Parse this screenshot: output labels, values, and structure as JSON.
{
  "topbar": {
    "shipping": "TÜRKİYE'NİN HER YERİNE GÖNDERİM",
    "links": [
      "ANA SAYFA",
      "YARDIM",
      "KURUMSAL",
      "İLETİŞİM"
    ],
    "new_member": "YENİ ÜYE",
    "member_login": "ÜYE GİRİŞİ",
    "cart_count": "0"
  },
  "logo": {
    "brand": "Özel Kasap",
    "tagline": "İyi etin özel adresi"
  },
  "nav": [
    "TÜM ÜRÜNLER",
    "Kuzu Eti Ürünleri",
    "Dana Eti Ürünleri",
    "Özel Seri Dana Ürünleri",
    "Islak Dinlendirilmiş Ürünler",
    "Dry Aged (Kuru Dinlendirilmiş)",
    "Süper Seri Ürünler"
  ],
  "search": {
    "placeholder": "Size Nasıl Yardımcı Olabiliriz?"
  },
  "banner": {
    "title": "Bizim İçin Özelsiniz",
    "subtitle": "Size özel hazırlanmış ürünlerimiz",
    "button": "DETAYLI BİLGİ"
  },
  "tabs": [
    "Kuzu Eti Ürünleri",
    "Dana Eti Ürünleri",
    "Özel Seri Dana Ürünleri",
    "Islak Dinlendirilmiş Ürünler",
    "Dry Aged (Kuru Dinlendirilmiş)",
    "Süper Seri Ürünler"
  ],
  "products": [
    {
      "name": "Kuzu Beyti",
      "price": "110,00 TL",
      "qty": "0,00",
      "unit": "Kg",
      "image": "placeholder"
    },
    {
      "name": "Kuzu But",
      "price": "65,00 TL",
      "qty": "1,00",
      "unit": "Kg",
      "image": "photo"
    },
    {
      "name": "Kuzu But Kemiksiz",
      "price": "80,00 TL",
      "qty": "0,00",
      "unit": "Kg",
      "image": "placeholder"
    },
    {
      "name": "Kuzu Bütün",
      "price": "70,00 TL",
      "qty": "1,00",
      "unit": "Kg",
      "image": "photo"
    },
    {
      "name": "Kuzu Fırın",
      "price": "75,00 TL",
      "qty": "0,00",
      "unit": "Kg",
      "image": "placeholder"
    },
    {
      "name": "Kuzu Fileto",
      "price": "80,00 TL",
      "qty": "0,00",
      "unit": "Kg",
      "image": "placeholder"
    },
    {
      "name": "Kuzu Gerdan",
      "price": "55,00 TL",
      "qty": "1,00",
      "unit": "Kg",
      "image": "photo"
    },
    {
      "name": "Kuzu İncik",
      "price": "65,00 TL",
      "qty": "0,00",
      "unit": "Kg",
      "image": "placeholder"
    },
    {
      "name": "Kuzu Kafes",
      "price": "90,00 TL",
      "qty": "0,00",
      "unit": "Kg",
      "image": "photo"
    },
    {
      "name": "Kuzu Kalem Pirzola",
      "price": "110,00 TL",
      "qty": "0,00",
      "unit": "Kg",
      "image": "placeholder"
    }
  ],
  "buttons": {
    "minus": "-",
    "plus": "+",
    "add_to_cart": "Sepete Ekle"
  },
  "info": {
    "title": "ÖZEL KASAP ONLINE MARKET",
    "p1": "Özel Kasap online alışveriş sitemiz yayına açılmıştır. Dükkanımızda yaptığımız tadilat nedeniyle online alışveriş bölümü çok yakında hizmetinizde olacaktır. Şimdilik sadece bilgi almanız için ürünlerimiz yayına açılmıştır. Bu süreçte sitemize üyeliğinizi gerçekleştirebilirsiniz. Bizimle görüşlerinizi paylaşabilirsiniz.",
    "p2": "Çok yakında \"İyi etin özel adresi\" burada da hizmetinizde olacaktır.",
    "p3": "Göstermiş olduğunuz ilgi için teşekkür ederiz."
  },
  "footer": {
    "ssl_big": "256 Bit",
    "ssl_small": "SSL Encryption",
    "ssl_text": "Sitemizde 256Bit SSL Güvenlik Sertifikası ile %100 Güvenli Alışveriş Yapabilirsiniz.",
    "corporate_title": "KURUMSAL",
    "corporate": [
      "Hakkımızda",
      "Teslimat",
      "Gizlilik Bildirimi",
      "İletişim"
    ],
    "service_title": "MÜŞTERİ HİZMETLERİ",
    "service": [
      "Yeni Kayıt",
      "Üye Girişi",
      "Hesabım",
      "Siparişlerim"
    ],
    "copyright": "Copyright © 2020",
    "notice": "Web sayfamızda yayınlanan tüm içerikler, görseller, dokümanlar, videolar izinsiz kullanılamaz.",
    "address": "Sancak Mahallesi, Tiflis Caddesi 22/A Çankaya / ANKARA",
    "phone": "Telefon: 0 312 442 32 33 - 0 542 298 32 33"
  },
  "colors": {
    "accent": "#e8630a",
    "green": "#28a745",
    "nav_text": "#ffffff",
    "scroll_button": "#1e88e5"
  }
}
---+---
## GIVEN INSTRUCTION
Extract the listing in its entirety, matching it exactly.

## ANSWER BELOW
Parse this screenshot: output labels, values, and structure as JSON.
{
  "topbar": {
    "shipping": "TÜRKİYE'NİN HER YERİNE GÖNDERİM",
    "links": [
      "ANA SAYFA",
      "YARDIM",
      "KURUMSAL",
      "İLETİŞİM"
    ],
    "new_member": "YENİ ÜYE",
    "member_login": "ÜYE GİRİŞİ",
    "cart_count": "0"
  },
  "logo": {
    "brand": "Özel Kasap",
    "tagline": "İyi etin özel adresi"
  },
  "nav": [
    "TÜM ÜRÜNLER",
    "Kuzu Eti Ürünleri",
    "Dana Eti Ürünleri",
    "Özel Seri Dana Ürünleri",
    "Islak Dinlendirilmiş Ürünler",
    "Dry Aged (Kuru Dinlendirilmiş)",
    "Süper Seri Ürünler"
  ],
  "search": {
    "placeholder": "Size Nasıl Yardımcı Olabiliriz?"
  },
  "banner": {
    "title": "Bizim İçin Özelsiniz",
    "subtitle": "Size özel hazırlanmış ürünlerimiz",
    "button": "DETAYLI BİLGİ"
  },
  "tabs": [
    "Kuzu Eti Ürünleri",
    "Dana Eti Ürünleri",
    "Özel Seri Dana Ürünleri",
    "Islak Dinlendirilmiş Ürünler",
    "Dry Aged (Kuru Dinlendirilmiş)",
    "Süper Seri Ürünler"
  ],
  "products": [
    {
      "name": "Kuzu Beyti",
      "price": "110,00 TL",
      "qty": "0,00",
      "unit": "Kg",
      "image": "placeholder"
    },
    {
      "name": "Kuzu But",
      "price": "65,00 TL",
      "qty": "1,00",
      "unit": "Kg",
      "image": "photo"
    },
    {
      "name": "Kuzu But Kemiksiz",
      "price": "80,00 TL",
      "qty": "0,00",
      "unit": "Kg",
      "image": "placeholder"
    },
    {
      "name": "Kuzu Bütün",
      "price": "70,00 TL",
      "qty": "1,00",
      "unit": "Kg",
      "image": "photo"
    },
    {
      "name": "Kuzu Fırın",
      "price": "75,00 TL",
      "qty": "0,00",
      "unit": "Kg",
      "image": "placeholder"
    },
    {
      "name": "Kuzu Fileto",
      "price": "80,00 TL",
      "qty": "0,00",
      "unit": "Kg",
      "image": "placeholder"
    },
    {
      "name": "Kuzu Gerdan",
      "price": "55,00 TL",
      "qty": "1,00",
      "unit": "Kg",
      "image": "photo"
    },
    {
      "name": "Kuzu İncik",
      "price": "65,00 TL",
      "qty": "0,00",
      "unit": "Kg",
      "image": "placeholder"
    },
    {
      "name": "Kuzu Kafes",
      "price": "90,00 TL",
      "qty": "0,00",
      "unit": "Kg",
      "image": "photo"
    },
    {
      "name": "Kuzu Kalem Pirzola",
      "price": "110,00 TL",
      "qty": "0,00",
      "unit": "Kg",
      "image": "placeholder"
    }
  ],
  "buttons": {
    "minus": "-",
    "plus": "+",
    "add_to_cart": "Sepete Ekle"
  },
  "info": {
    "title": "ÖZEL KASAP ONLINE MARKET",
    "p1": "Özel Kasap online alışveriş sitemiz yayına açılmıştır. Dükkanımızda yaptığımız tadilat nedeniyle online alışveriş bölümü çok yakında hizmetinizde olacaktır. Şimdilik sadece bilgi almanız için ürünlerimiz yayına açılmıştır. Bu süreçte sitemize üyeliğinizi gerçekleştirebilirsiniz. Bizimle görüşlerinizi paylaşabilirsiniz.",
    "p2": "Çok yakında \"İyi etin özel adresi\" burada da hizmetinizde olacaktır.",
    "p3": "Göstermiş olduğunuz ilgi için teşekkür ederiz."
  },
  "footer": {
    "ssl_big": "256 Bit",
    "ssl_small": "SSL Encryption",
    "ssl_text": "Sitemizde 256Bit SSL Güvenlik Sertifikası ile %100 Güvenli Alışveriş Yapabilirsiniz.",
    "corporate_title": "KURUMSAL",
    "corporate": [
      "Hakkımızda",
      "Teslimat",
      "Gizlilik Bildirimi",
      "İletişim"
    ],
    "service_title": "MÜŞTERİ HİZMETLERİ",
    "service": [
      "Yeni Kayıt",
      "Üye Girişi",
      "Hesabım",
      "Siparişlerim"
    ],
    "copyright": "Copyright © 2020",
    "notice": "Web sayfamızda yayınlanan tüm içerikler, görseller, dokümanlar, videolar izinsiz kullanılamaz.",
    "address": "Sancak Mahallesi, Tiflis Caddesi 22/A Çankaya / ANKARA",
    "phone": "Telefon: 0 312 442 32 33 - 0 542 298 32 33"
  },
  "colors": {
    "accent": "#e8630a",
    "green": "#28a745",
    "nav_text": "#ffffff",
    "scroll_button": "#1e88e5"
  }
}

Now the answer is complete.